◆ **GIVEN REQUEST**:
With pictures left out, retype exactly the lines from the one containing "Enumerate this screenshot's" through the final line of the entries.

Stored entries
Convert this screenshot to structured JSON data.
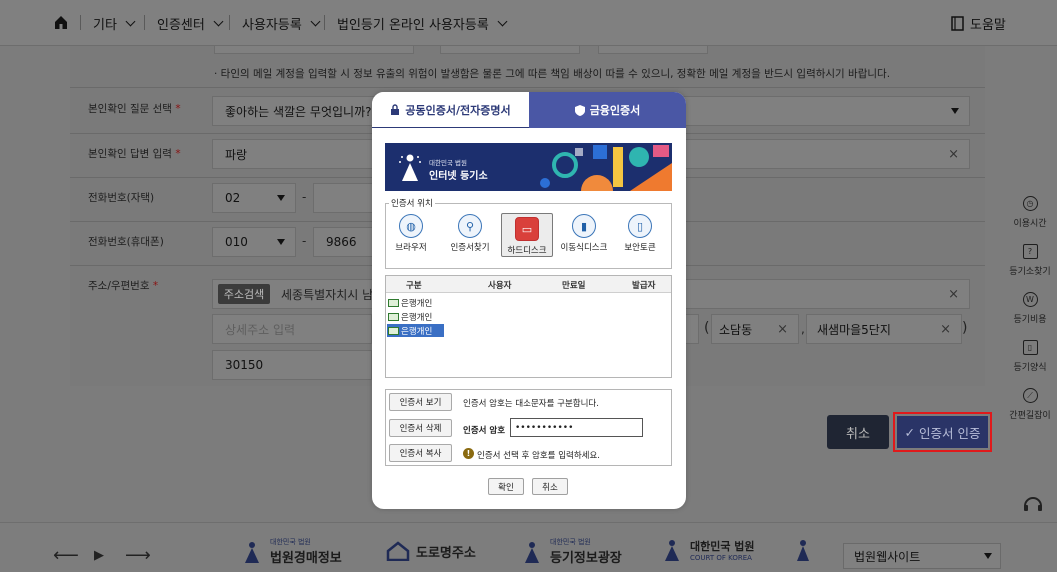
{
  "nav": {
    "items": [
      "기타",
      "인증센터",
      "사용자등록",
      "법인등기 온라인 사용자등록"
    ],
    "help_label": "도움말"
  },
  "form": {
    "notice": "· 타인의 메일 계정을 입력할 시 정보 유출의 위험이 발생함은 물론 그에 따른 책임 배상이 따를 수 있으니, 정확한 메일 계정을 반드시 입력하시기 바랍니다.",
    "question_label": "본인확인 질문 선택",
    "question_value": "좋아하는 색깔은 무엇입니까?(예:파",
    "answer_label": "본인확인 답변 입력",
    "answer_value": "파랑",
    "phone_home_label": "전화번호(자택)",
    "phone_home_prefix": "02",
    "phone_mobile_label": "전화번호(휴대폰)",
    "phone_mobile_prefix": "010",
    "phone_mobile_mid": "9866",
    "address_label": "주소/우편번호",
    "address_search_button": "주소검색",
    "address_value": "세종특별자치시 남세",
    "detail_placeholder": "상세주소 입력",
    "dong_value": "소담동",
    "building_value": "새샘마을5단지",
    "postal_code": "30150",
    "required_mark": "*",
    "dash": "-",
    "clear_mark": "×"
  },
  "actions": {
    "cancel_label": "취소",
    "cert_label": "인증서 인증",
    "check_mark": "✓"
  },
  "right_sidebar": {
    "items": [
      "이용시간",
      "등기소찾기",
      "등기비용",
      "등기양식",
      "간편길잡이"
    ]
  },
  "footer": {
    "logos": [
      {
        "small": "대한민국 법원",
        "big": "법원경매정보"
      },
      {
        "small": "",
        "big": "도로명주소"
      },
      {
        "small": "대한민국 법원",
        "big": "등기정보광장"
      },
      {
        "small": "COURT OF KOREA",
        "big": "대한민국 법원"
      }
    ],
    "site_select": "법원웹사이트",
    "nav_prev": "⟵",
    "nav_play": "▶",
    "nav_next": "⟶"
  },
  "modal": {
    "tabs": [
      {
        "label": "공동인증서/전자증명서",
        "active": true
      },
      {
        "label": "금융인증서",
        "active": false
      }
    ],
    "banner": {
      "small": "대한민국 법원",
      "title": "인터넷 등기소"
    },
    "location_legend": "인증서 위치",
    "locations": [
      "브라우저",
      "인증서찾기",
      "하드디스크",
      "이동식디스크",
      "보안토큰"
    ],
    "selected_location": "하드디스크",
    "table_headers": [
      "구분",
      "사용자",
      "만료일",
      "발급자"
    ],
    "certs": [
      "은행개인",
      "은행개인",
      "은행개인"
    ],
    "buttons": {
      "view": "인증서 보기",
      "delete": "인증서 삭제",
      "copy": "인증서 복사",
      "ok": "확인",
      "cancel": "취소"
    },
    "case_notice": "인증서 암호는 대소문자를 구분합니다.",
    "password_label": "인증서 암호",
    "password_value": "•••••••••••",
    "select_notice": "인증서 선택 후 암호를 입력하세요."
  },
  "colors": {
    "accent": "#2d3a78",
    "tab_inactive": "#4a57a5",
    "highlight_border": "#e0191b"
  }
}
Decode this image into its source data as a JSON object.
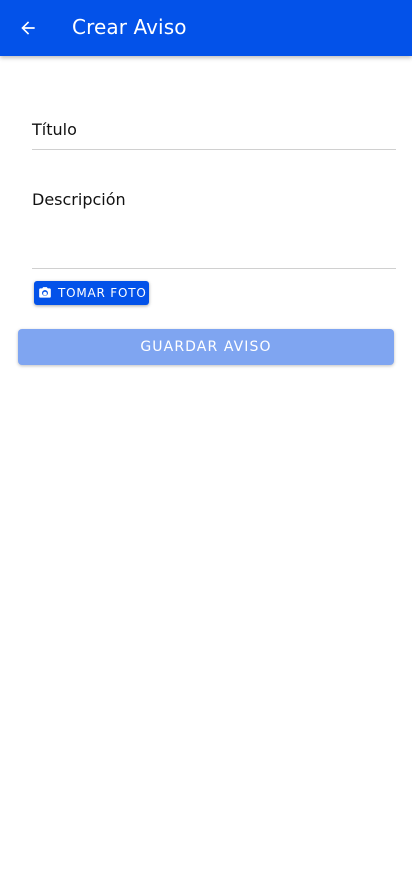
{
  "appbar": {
    "title": "Crear Aviso",
    "back_icon": "arrow-back-icon",
    "background_color": "#0352e9"
  },
  "form": {
    "title_field": {
      "label": "Título",
      "value": ""
    },
    "description_field": {
      "label": "Descripción",
      "value": ""
    },
    "photo_button": {
      "label": "TOMAR FOTO",
      "icon": "camera-icon",
      "color": "#0352e9"
    },
    "save_button": {
      "label": "GUARDAR AVISO",
      "color": "#7fa5f1",
      "state": "disabled"
    }
  }
}
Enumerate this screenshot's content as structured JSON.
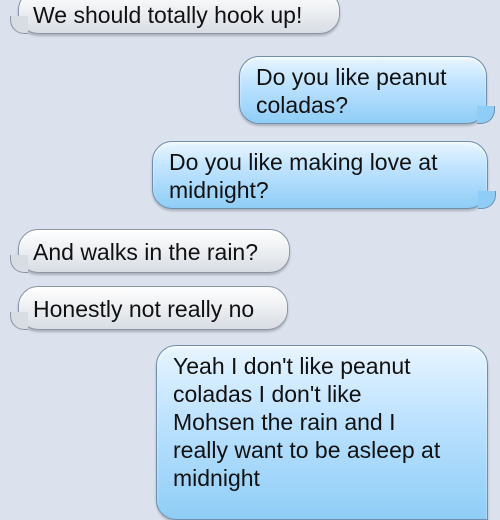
{
  "conversation": {
    "messages": [
      {
        "sender": "incoming",
        "text": "We should totally hook up!"
      },
      {
        "sender": "outgoing",
        "text": "Do you like peanut\ncoladas?"
      },
      {
        "sender": "outgoing",
        "text": "Do you like making love at\nmidnight?"
      },
      {
        "sender": "incoming",
        "text": "And walks in the rain?"
      },
      {
        "sender": "incoming",
        "text": "Honestly not really no"
      },
      {
        "sender": "outgoing",
        "text": "Yeah I don't like peanut\ncoladas I don't like\nMohsen the rain and I\nreally want to be asleep at\nmidnight"
      }
    ]
  },
  "colors": {
    "background": "#dbe2ed",
    "incoming_bubble": "#eef0f3",
    "outgoing_bubble": "#8fcdf6"
  }
}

◆ **SOLVED EXERCISE**:
Enumerate this screenshot's content as structured JSON.
{
  "conversation": {
    "messages": [
      {
        "sender": "incoming",
        "text": "We should totally hook up!"
      },
      {
        "sender": "outgoing",
        "text": "Do you like peanut\ncoladas?"
      },
      {
        "sender": "outgoing",
        "text": "Do you like making love at\nmidnight?"
      },
      {
        "sender": "incoming",
        "text": "And walks in the rain?"
      },
      {
        "sender": "incoming",
        "text": "Honestly not really no"
      },
      {
        "sender": "outgoing",
        "text": "Yeah I don't like peanut\ncoladas I don't like\nMohsen the rain and I\nreally want to be asleep at\nmidnight"
      }
    ]
  },
  "colors": {
    "background": "#dbe2ed",
    "incoming_bubble": "#eef0f3",
    "outgoing_bubble": "#8fcdf6"
  }
}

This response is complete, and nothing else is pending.